*Data for processing*.
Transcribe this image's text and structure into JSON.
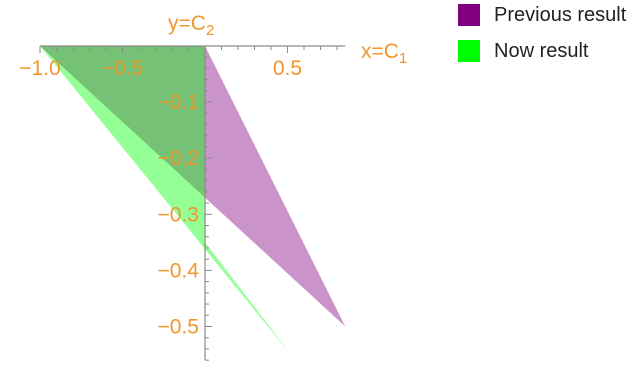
{
  "chart_data": {
    "type": "area",
    "xlabel": {
      "var": "x=C",
      "sub": "1"
    },
    "ylabel": {
      "var": "y=C",
      "sub": "2"
    },
    "x_ticks": [
      -1.0,
      -0.5,
      0.5
    ],
    "x_tick_labels": [
      "−1.0",
      "−0.5",
      "0.5"
    ],
    "y_ticks": [
      -0.1,
      -0.2,
      -0.3,
      -0.4,
      -0.5
    ],
    "y_tick_labels": [
      "−0.1",
      "−0.2",
      "−0.3",
      "−0.4",
      "−0.5"
    ],
    "xlim": [
      -1.0,
      0.85
    ],
    "ylim": [
      -0.55,
      0
    ],
    "series": [
      {
        "name": "Previous result",
        "color": "#800080",
        "polygon": [
          [
            -1.0,
            0
          ],
          [
            0,
            0
          ],
          [
            0.85,
            -0.5
          ]
        ]
      },
      {
        "name": "Now result",
        "color": "#00ff00",
        "polygon": [
          [
            -1.0,
            0
          ],
          [
            0,
            0
          ],
          [
            0,
            -0.35
          ],
          [
            0.52,
            -0.55
          ]
        ]
      }
    ],
    "legend_position": "top-right",
    "grid": false
  },
  "legend": {
    "items": [
      {
        "label": "Previous result",
        "color": "#800080"
      },
      {
        "label": "Now result",
        "color": "#00ff00"
      }
    ]
  }
}
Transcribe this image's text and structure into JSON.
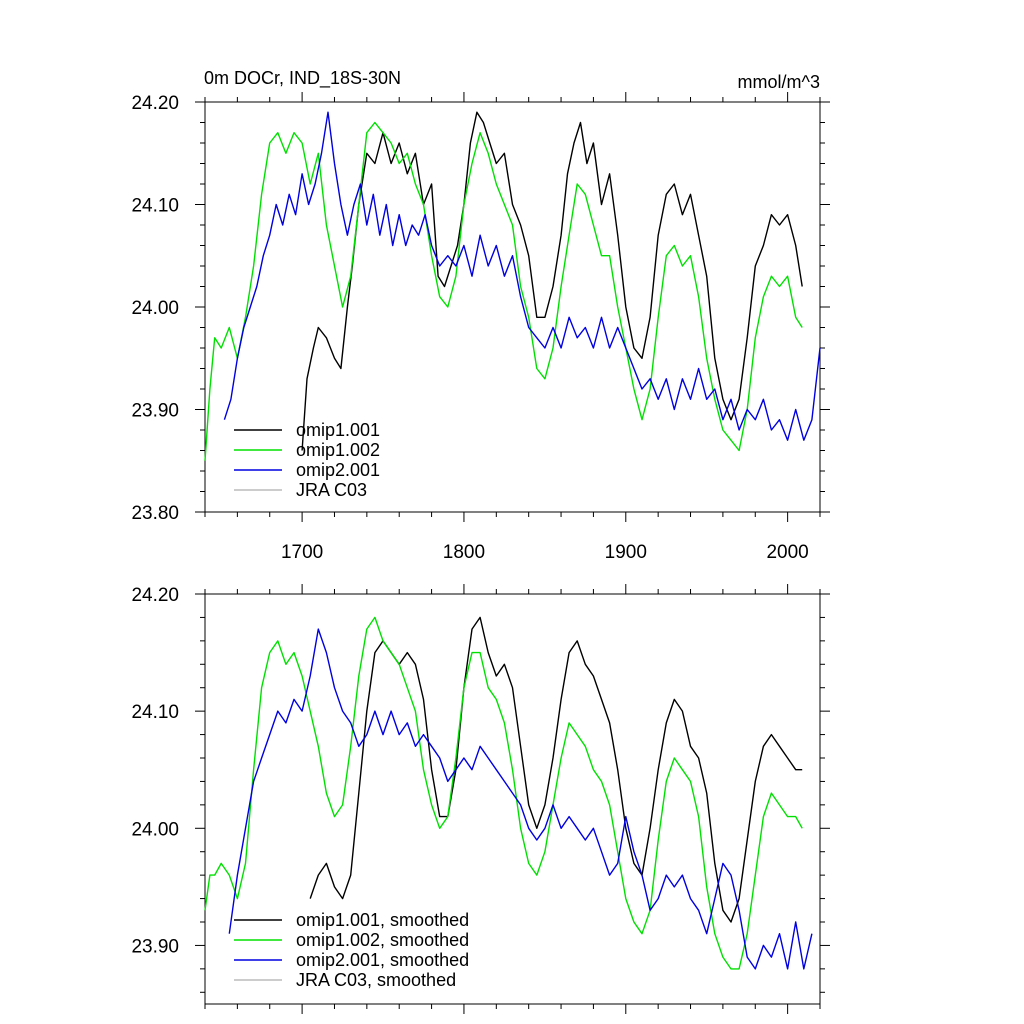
{
  "chart_data": [
    {
      "type": "line",
      "title_left": "0m DOCr, IND_18S-30N",
      "title_right": "mmol/m^3",
      "xlim": [
        1640,
        2020
      ],
      "ylim": [
        23.8,
        24.2
      ],
      "x_ticks": [
        1700,
        1800,
        1900,
        2000
      ],
      "x_tick_labels": [
        "1700",
        "1800",
        "1900",
        "2000"
      ],
      "y_ticks": [
        23.8,
        23.9,
        24.0,
        24.1,
        24.2
      ],
      "y_tick_labels": [
        "23.80",
        "23.90",
        "24.00",
        "24.10",
        "24.20"
      ],
      "legend": [
        "omip1.001",
        "omip1.002",
        "omip2.001",
        "JRA C03"
      ],
      "series": [
        {
          "name": "omip1.001",
          "color": "#000000",
          "x": [
            1700,
            1703,
            1707,
            1710,
            1715,
            1720,
            1724,
            1728,
            1731,
            1735,
            1740,
            1745,
            1750,
            1755,
            1760,
            1765,
            1770,
            1775,
            1780,
            1784,
            1788,
            1792,
            1796,
            1800,
            1804,
            1808,
            1812,
            1816,
            1820,
            1825,
            1830,
            1835,
            1840,
            1845,
            1850,
            1855,
            1860,
            1864,
            1868,
            1872,
            1876,
            1880,
            1885,
            1890,
            1895,
            1900,
            1905,
            1910,
            1915,
            1920,
            1925,
            1930,
            1935,
            1940,
            1945,
            1950,
            1955,
            1960,
            1965,
            1970,
            1975,
            1980,
            1985,
            1990,
            1995,
            2000,
            2005,
            2009
          ],
          "y": [
            23.86,
            23.93,
            23.96,
            23.98,
            23.97,
            23.95,
            23.94,
            24.0,
            24.04,
            24.1,
            24.15,
            24.14,
            24.17,
            24.14,
            24.16,
            24.13,
            24.15,
            24.1,
            24.12,
            24.03,
            24.02,
            24.04,
            24.06,
            24.1,
            24.16,
            24.19,
            24.18,
            24.16,
            24.14,
            24.15,
            24.1,
            24.08,
            24.05,
            23.99,
            23.99,
            24.02,
            24.07,
            24.13,
            24.16,
            24.18,
            24.14,
            24.16,
            24.1,
            24.13,
            24.07,
            24.0,
            23.96,
            23.95,
            23.99,
            24.07,
            24.11,
            24.12,
            24.09,
            24.11,
            24.07,
            24.03,
            23.95,
            23.91,
            23.89,
            23.91,
            23.97,
            24.04,
            24.06,
            24.09,
            24.08,
            24.09,
            24.06,
            24.02
          ]
        },
        {
          "name": "omip1.002",
          "color": "#00e000",
          "x": [
            1640,
            1643,
            1646,
            1650,
            1655,
            1660,
            1665,
            1670,
            1675,
            1680,
            1685,
            1690,
            1695,
            1700,
            1705,
            1710,
            1715,
            1720,
            1725,
            1730,
            1735,
            1740,
            1745,
            1750,
            1755,
            1760,
            1765,
            1770,
            1775,
            1780,
            1785,
            1790,
            1795,
            1800,
            1805,
            1810,
            1815,
            1820,
            1825,
            1830,
            1835,
            1840,
            1845,
            1850,
            1855,
            1860,
            1865,
            1870,
            1875,
            1880,
            1885,
            1890,
            1895,
            1900,
            1905,
            1910,
            1915,
            1920,
            1925,
            1930,
            1935,
            1940,
            1945,
            1950,
            1955,
            1960,
            1965,
            1970,
            1975,
            1980,
            1985,
            1990,
            1995,
            2000,
            2005,
            2009
          ],
          "y": [
            23.85,
            23.92,
            23.97,
            23.96,
            23.98,
            23.95,
            23.99,
            24.04,
            24.11,
            24.16,
            24.17,
            24.15,
            24.17,
            24.16,
            24.12,
            24.15,
            24.08,
            24.04,
            24.0,
            24.03,
            24.1,
            24.17,
            24.18,
            24.17,
            24.16,
            24.14,
            24.15,
            24.12,
            24.1,
            24.05,
            24.01,
            24.0,
            24.03,
            24.1,
            24.14,
            24.17,
            24.15,
            24.12,
            24.1,
            24.08,
            24.02,
            23.99,
            23.94,
            23.93,
            23.96,
            24.02,
            24.07,
            24.12,
            24.11,
            24.08,
            24.05,
            24.05,
            24.0,
            23.96,
            23.92,
            23.89,
            23.92,
            23.99,
            24.05,
            24.06,
            24.04,
            24.05,
            24.01,
            23.95,
            23.91,
            23.88,
            23.87,
            23.86,
            23.9,
            23.97,
            24.01,
            24.03,
            24.02,
            24.03,
            23.99,
            23.98
          ]
        },
        {
          "name": "omip2.001",
          "color": "#0000e0",
          "x": [
            1652,
            1656,
            1660,
            1664,
            1668,
            1672,
            1676,
            1680,
            1684,
            1688,
            1692,
            1696,
            1700,
            1704,
            1708,
            1712,
            1716,
            1720,
            1724,
            1728,
            1732,
            1736,
            1740,
            1744,
            1748,
            1752,
            1756,
            1760,
            1764,
            1768,
            1772,
            1776,
            1780,
            1785,
            1790,
            1795,
            1800,
            1805,
            1810,
            1815,
            1820,
            1825,
            1830,
            1835,
            1840,
            1845,
            1850,
            1855,
            1860,
            1865,
            1870,
            1875,
            1880,
            1885,
            1890,
            1895,
            1900,
            1905,
            1910,
            1915,
            1920,
            1925,
            1930,
            1935,
            1940,
            1945,
            1950,
            1955,
            1960,
            1965,
            1970,
            1975,
            1980,
            1985,
            1990,
            1995,
            2000,
            2005,
            2010,
            2015,
            2020
          ],
          "y": [
            23.89,
            23.91,
            23.95,
            23.98,
            24.0,
            24.02,
            24.05,
            24.07,
            24.1,
            24.08,
            24.11,
            24.09,
            24.13,
            24.1,
            24.12,
            24.15,
            24.19,
            24.14,
            24.1,
            24.07,
            24.1,
            24.12,
            24.08,
            24.11,
            24.07,
            24.1,
            24.06,
            24.09,
            24.06,
            24.08,
            24.07,
            24.09,
            24.06,
            24.04,
            24.05,
            24.04,
            24.06,
            24.03,
            24.07,
            24.04,
            24.06,
            24.03,
            24.05,
            24.01,
            23.98,
            23.97,
            23.96,
            23.98,
            23.96,
            23.99,
            23.97,
            23.98,
            23.96,
            23.99,
            23.96,
            23.98,
            23.96,
            23.94,
            23.92,
            23.93,
            23.91,
            23.93,
            23.9,
            23.93,
            23.91,
            23.94,
            23.91,
            23.92,
            23.89,
            23.91,
            23.88,
            23.9,
            23.89,
            23.91,
            23.88,
            23.89,
            23.87,
            23.9,
            23.87,
            23.89,
            23.96
          ]
        },
        {
          "name": "JRA C03",
          "color": "#bbbbbb",
          "x": [],
          "y": []
        }
      ]
    },
    {
      "type": "line",
      "xlim": [
        1640,
        2020
      ],
      "ylim": [
        23.85,
        24.2
      ],
      "x_ticks": [
        1700,
        1800,
        1900,
        2000
      ],
      "y_ticks": [
        23.9,
        24.0,
        24.1,
        24.2
      ],
      "y_tick_labels": [
        "23.90",
        "24.00",
        "24.10",
        "24.20"
      ],
      "legend": [
        "omip1.001, smoothed",
        "omip1.002, smoothed",
        "omip2.001, smoothed",
        "JRA C03, smoothed"
      ],
      "series": [
        {
          "name": "omip1.001, smoothed",
          "color": "#000000",
          "x": [
            1705,
            1710,
            1715,
            1720,
            1725,
            1730,
            1735,
            1740,
            1745,
            1750,
            1755,
            1760,
            1765,
            1770,
            1775,
            1780,
            1785,
            1790,
            1795,
            1800,
            1805,
            1810,
            1815,
            1820,
            1825,
            1830,
            1835,
            1840,
            1845,
            1850,
            1855,
            1860,
            1865,
            1870,
            1875,
            1880,
            1885,
            1890,
            1895,
            1900,
            1905,
            1910,
            1915,
            1920,
            1925,
            1930,
            1935,
            1940,
            1945,
            1950,
            1955,
            1960,
            1965,
            1970,
            1975,
            1980,
            1985,
            1990,
            1995,
            2000,
            2005,
            2009
          ],
          "y": [
            23.94,
            23.96,
            23.97,
            23.95,
            23.94,
            23.96,
            24.03,
            24.1,
            24.15,
            24.16,
            24.15,
            24.14,
            24.15,
            24.14,
            24.11,
            24.05,
            24.01,
            24.01,
            24.05,
            24.12,
            24.17,
            24.18,
            24.15,
            24.13,
            24.14,
            24.12,
            24.07,
            24.02,
            24.0,
            24.02,
            24.06,
            24.11,
            24.15,
            24.16,
            24.14,
            24.13,
            24.11,
            24.09,
            24.05,
            24.0,
            23.97,
            23.96,
            24.0,
            24.05,
            24.09,
            24.11,
            24.1,
            24.07,
            24.06,
            24.03,
            23.97,
            23.93,
            23.92,
            23.94,
            23.99,
            24.04,
            24.07,
            24.08,
            24.07,
            24.06,
            24.05,
            24.05
          ]
        },
        {
          "name": "omip1.002, smoothed",
          "color": "#00e000",
          "x": [
            1640,
            1643,
            1646,
            1650,
            1655,
            1660,
            1665,
            1670,
            1675,
            1680,
            1685,
            1690,
            1695,
            1700,
            1705,
            1710,
            1715,
            1720,
            1725,
            1730,
            1735,
            1740,
            1745,
            1750,
            1755,
            1760,
            1765,
            1770,
            1775,
            1780,
            1785,
            1790,
            1795,
            1800,
            1805,
            1810,
            1815,
            1820,
            1825,
            1830,
            1835,
            1840,
            1845,
            1850,
            1855,
            1860,
            1865,
            1870,
            1875,
            1880,
            1885,
            1890,
            1895,
            1900,
            1905,
            1910,
            1915,
            1920,
            1925,
            1930,
            1935,
            1940,
            1945,
            1950,
            1955,
            1960,
            1965,
            1970,
            1975,
            1980,
            1985,
            1990,
            1995,
            2000,
            2005,
            2009
          ],
          "y": [
            23.93,
            23.96,
            23.96,
            23.97,
            23.96,
            23.94,
            23.97,
            24.05,
            24.12,
            24.15,
            24.16,
            24.14,
            24.15,
            24.13,
            24.1,
            24.07,
            24.03,
            24.01,
            24.02,
            24.07,
            24.13,
            24.17,
            24.18,
            24.16,
            24.15,
            24.14,
            24.12,
            24.1,
            24.05,
            24.02,
            24.0,
            24.01,
            24.06,
            24.12,
            24.15,
            24.15,
            24.12,
            24.11,
            24.09,
            24.05,
            24.0,
            23.97,
            23.96,
            23.98,
            24.02,
            24.06,
            24.09,
            24.08,
            24.07,
            24.05,
            24.04,
            24.02,
            23.98,
            23.94,
            23.92,
            23.91,
            23.93,
            23.99,
            24.04,
            24.06,
            24.05,
            24.04,
            24.01,
            23.95,
            23.91,
            23.89,
            23.88,
            23.88,
            23.91,
            23.96,
            24.01,
            24.03,
            24.02,
            24.01,
            24.01,
            24.0
          ]
        },
        {
          "name": "omip2.001, smoothed",
          "color": "#0000e0",
          "x": [
            1655,
            1660,
            1665,
            1670,
            1675,
            1680,
            1685,
            1690,
            1695,
            1700,
            1705,
            1710,
            1715,
            1720,
            1725,
            1730,
            1735,
            1740,
            1745,
            1750,
            1755,
            1760,
            1765,
            1770,
            1775,
            1780,
            1785,
            1790,
            1795,
            1800,
            1805,
            1810,
            1815,
            1820,
            1825,
            1830,
            1835,
            1840,
            1845,
            1850,
            1855,
            1860,
            1865,
            1870,
            1875,
            1880,
            1885,
            1890,
            1895,
            1900,
            1905,
            1910,
            1915,
            1920,
            1925,
            1930,
            1935,
            1940,
            1945,
            1950,
            1955,
            1960,
            1965,
            1970,
            1975,
            1980,
            1985,
            1990,
            1995,
            2000,
            2005,
            2010,
            2015
          ],
          "y": [
            23.91,
            23.96,
            24.0,
            24.04,
            24.06,
            24.08,
            24.1,
            24.09,
            24.11,
            24.1,
            24.13,
            24.17,
            24.15,
            24.12,
            24.1,
            24.09,
            24.07,
            24.08,
            24.1,
            24.08,
            24.1,
            24.08,
            24.09,
            24.07,
            24.08,
            24.07,
            24.06,
            24.04,
            24.05,
            24.06,
            24.05,
            24.07,
            24.06,
            24.05,
            24.04,
            24.03,
            24.02,
            24.0,
            23.99,
            24.0,
            24.02,
            24.0,
            24.01,
            24.0,
            23.99,
            24.0,
            23.98,
            23.96,
            23.97,
            24.01,
            23.98,
            23.96,
            23.93,
            23.94,
            23.96,
            23.95,
            23.96,
            23.94,
            23.93,
            23.91,
            23.94,
            23.97,
            23.96,
            23.93,
            23.89,
            23.88,
            23.9,
            23.89,
            23.91,
            23.88,
            23.92,
            23.88,
            23.91
          ]
        },
        {
          "name": "JRA C03, smoothed",
          "color": "#bbbbbb",
          "x": [],
          "y": []
        }
      ]
    }
  ]
}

*Directions for this task*.
Answer with one number: how many lines of the entries above include the word "smoothed".

*Exercise response*.
8